(WHAT YOU WILL DO)
Copy out all lines of the records in which the word "Сдать" appears.

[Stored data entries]
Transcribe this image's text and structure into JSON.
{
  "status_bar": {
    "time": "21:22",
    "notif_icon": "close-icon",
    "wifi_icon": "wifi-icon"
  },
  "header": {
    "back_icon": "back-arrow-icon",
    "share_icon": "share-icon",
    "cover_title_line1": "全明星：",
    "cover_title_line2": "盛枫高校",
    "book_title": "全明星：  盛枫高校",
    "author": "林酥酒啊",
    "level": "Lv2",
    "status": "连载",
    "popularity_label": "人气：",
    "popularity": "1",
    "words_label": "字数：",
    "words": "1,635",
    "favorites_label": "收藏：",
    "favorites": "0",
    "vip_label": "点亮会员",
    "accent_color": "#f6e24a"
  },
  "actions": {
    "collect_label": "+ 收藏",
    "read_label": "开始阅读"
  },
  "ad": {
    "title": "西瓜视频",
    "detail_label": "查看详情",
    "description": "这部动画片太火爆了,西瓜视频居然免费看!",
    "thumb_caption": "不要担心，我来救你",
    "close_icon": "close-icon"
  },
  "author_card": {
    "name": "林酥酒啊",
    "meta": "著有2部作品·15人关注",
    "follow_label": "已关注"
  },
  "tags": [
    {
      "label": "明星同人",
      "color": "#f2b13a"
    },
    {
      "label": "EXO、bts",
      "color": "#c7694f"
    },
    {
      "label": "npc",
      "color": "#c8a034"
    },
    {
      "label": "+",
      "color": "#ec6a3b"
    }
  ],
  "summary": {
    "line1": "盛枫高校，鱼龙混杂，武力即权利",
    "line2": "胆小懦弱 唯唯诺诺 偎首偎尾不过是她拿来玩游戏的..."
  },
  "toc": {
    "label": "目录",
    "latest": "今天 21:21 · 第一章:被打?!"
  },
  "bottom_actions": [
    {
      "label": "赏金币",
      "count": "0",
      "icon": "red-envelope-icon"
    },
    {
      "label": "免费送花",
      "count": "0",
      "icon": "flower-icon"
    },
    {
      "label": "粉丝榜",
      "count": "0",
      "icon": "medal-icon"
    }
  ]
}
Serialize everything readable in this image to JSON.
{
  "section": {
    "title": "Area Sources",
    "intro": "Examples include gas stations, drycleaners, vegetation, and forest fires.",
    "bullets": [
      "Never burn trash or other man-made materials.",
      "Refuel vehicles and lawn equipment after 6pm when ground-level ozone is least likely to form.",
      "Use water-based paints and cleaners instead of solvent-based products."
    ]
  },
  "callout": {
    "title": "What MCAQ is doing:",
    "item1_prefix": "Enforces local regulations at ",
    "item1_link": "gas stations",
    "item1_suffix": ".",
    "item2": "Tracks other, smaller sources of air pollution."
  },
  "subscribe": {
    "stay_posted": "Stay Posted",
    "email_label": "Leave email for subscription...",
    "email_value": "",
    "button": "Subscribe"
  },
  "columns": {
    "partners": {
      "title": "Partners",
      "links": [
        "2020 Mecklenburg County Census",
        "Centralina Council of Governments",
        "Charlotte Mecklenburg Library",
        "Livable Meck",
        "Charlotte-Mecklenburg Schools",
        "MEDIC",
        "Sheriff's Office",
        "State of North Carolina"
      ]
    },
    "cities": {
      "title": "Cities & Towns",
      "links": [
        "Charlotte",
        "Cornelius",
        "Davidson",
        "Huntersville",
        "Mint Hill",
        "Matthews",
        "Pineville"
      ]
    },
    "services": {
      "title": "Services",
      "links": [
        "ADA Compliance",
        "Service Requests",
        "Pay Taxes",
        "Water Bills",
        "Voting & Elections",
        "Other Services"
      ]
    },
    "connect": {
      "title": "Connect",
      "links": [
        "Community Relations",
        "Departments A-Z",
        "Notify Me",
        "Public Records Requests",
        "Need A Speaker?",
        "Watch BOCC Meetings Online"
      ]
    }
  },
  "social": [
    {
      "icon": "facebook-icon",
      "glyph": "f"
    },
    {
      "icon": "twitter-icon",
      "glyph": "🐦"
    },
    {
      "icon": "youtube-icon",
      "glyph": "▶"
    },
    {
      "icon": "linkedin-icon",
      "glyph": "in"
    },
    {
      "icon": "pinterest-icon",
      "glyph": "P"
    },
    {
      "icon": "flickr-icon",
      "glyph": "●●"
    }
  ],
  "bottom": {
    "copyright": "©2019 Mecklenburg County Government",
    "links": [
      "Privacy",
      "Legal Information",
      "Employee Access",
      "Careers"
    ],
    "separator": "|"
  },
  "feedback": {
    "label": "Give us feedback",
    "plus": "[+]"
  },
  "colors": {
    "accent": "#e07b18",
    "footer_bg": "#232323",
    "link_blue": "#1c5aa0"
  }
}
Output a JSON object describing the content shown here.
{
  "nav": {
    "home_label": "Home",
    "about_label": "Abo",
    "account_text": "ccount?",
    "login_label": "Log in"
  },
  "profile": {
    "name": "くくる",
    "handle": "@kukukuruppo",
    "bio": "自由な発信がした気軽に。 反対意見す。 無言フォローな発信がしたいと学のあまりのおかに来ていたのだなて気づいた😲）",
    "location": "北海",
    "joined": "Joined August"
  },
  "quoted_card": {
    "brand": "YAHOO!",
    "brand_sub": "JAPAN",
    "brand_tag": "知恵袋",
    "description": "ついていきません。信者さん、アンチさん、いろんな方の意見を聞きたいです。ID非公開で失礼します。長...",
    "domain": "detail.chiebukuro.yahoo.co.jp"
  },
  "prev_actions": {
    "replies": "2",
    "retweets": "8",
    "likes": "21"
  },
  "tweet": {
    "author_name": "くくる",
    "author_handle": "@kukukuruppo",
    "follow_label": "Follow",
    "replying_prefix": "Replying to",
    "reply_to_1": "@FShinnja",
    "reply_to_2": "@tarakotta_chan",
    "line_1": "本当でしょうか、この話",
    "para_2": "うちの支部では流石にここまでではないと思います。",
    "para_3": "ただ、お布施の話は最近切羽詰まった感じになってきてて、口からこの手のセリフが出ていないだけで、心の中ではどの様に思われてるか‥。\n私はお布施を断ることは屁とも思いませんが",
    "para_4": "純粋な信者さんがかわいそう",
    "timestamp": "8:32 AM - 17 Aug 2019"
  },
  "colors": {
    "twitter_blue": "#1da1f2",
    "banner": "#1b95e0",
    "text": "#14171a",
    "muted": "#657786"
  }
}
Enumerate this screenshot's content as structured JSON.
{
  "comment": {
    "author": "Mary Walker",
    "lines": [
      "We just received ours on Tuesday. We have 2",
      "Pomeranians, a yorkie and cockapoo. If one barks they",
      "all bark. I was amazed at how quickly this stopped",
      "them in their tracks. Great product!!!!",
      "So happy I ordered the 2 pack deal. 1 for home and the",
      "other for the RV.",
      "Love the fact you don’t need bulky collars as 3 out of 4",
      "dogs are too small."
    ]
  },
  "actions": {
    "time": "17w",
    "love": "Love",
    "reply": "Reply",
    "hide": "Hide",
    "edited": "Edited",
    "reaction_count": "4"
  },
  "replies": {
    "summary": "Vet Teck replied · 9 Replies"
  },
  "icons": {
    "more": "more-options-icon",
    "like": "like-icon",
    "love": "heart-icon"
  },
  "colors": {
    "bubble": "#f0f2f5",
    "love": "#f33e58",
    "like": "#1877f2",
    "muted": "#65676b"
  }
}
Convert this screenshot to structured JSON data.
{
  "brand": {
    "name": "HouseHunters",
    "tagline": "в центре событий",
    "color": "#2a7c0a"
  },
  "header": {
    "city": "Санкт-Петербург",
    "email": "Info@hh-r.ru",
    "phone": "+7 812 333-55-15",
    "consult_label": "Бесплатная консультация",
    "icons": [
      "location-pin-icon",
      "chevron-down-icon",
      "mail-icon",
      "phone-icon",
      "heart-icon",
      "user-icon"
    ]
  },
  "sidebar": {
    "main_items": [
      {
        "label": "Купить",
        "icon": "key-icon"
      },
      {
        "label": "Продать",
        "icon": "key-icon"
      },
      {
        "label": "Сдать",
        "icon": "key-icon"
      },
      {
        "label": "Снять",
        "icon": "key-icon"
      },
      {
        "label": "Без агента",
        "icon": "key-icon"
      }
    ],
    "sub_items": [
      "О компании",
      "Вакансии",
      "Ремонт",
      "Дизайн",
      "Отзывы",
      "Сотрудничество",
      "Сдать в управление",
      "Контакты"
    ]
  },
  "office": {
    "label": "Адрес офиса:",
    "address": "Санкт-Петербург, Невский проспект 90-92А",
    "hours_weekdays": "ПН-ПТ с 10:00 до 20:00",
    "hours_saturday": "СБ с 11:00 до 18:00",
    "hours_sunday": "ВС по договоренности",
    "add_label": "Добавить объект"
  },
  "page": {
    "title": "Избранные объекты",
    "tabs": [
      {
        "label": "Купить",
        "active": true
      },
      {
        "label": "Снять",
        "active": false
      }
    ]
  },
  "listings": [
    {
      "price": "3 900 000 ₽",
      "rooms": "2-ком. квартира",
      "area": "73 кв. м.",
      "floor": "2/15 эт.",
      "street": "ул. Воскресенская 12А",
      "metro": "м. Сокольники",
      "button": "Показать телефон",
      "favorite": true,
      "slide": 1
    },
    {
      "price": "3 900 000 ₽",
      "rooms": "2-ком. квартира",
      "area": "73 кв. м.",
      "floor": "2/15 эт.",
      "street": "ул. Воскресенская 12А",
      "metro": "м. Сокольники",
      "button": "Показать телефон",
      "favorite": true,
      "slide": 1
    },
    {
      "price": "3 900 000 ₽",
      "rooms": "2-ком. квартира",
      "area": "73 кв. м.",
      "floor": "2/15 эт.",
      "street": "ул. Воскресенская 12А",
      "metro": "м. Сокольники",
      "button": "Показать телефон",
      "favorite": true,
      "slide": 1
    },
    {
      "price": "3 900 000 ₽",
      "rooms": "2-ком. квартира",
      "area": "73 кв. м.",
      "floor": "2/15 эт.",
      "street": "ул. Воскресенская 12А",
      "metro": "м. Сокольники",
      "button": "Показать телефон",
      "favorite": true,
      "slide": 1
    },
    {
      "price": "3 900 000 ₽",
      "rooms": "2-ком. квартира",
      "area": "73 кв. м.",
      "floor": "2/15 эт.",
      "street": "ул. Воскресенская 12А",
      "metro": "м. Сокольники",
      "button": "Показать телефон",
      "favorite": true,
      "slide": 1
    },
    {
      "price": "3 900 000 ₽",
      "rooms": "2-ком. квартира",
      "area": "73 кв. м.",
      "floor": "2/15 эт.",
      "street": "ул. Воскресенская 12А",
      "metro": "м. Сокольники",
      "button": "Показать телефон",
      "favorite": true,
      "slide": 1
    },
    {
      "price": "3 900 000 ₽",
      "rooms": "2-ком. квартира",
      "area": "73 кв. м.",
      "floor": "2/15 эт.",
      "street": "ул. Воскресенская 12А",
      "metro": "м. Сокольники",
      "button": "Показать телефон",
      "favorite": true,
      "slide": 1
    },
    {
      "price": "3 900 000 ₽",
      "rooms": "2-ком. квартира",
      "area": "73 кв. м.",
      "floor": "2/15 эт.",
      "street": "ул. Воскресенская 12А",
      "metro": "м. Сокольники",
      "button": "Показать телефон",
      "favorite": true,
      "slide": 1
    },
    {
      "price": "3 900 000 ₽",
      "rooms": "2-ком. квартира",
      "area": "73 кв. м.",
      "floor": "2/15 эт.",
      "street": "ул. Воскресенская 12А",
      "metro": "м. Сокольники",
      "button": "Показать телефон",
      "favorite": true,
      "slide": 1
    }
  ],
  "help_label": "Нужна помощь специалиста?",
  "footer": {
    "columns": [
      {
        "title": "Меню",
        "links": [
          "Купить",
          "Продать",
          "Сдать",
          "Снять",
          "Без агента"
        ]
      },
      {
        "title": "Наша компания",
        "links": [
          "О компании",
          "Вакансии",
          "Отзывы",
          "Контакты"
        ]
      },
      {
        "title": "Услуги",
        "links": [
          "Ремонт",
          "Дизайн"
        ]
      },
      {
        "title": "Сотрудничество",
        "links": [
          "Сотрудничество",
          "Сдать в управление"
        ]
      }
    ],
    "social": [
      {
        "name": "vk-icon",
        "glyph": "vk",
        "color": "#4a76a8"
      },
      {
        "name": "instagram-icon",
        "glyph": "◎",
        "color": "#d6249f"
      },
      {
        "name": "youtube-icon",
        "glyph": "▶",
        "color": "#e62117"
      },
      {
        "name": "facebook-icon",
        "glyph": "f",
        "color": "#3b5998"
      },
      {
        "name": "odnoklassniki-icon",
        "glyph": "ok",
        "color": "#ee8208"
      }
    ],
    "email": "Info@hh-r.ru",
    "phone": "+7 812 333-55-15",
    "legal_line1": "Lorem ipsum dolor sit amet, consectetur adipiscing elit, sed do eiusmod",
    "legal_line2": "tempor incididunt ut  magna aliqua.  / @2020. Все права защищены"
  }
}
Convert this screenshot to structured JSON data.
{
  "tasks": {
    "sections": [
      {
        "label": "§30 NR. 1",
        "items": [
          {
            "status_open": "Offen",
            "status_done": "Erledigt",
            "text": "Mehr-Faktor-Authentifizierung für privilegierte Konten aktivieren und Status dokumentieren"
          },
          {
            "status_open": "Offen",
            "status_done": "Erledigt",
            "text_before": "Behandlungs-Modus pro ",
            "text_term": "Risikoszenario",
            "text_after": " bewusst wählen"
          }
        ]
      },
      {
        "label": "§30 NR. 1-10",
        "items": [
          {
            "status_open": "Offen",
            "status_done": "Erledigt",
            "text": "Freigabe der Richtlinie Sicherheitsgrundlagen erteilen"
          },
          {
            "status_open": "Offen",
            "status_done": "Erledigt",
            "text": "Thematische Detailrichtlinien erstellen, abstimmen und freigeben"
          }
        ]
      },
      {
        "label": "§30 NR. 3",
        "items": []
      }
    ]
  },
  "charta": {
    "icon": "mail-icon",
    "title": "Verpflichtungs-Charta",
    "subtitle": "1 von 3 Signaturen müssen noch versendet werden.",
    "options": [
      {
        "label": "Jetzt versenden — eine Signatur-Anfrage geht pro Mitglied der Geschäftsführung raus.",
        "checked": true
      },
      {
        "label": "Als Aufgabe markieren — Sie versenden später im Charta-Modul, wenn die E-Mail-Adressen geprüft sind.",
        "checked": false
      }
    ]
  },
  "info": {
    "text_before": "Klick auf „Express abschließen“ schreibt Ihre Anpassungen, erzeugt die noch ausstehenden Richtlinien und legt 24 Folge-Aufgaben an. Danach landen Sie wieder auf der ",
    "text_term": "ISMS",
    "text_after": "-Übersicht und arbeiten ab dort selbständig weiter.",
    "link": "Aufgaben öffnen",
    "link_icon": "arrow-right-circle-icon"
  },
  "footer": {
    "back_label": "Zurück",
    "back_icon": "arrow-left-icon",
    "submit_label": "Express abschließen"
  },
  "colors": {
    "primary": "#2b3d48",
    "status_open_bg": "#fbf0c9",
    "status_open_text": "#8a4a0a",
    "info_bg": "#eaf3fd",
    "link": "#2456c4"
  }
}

(RESULT OF THIS TASK)
        "label": "Сдать",
      "Сдать в управление",
          "Сдать",
          "Сдать в управление"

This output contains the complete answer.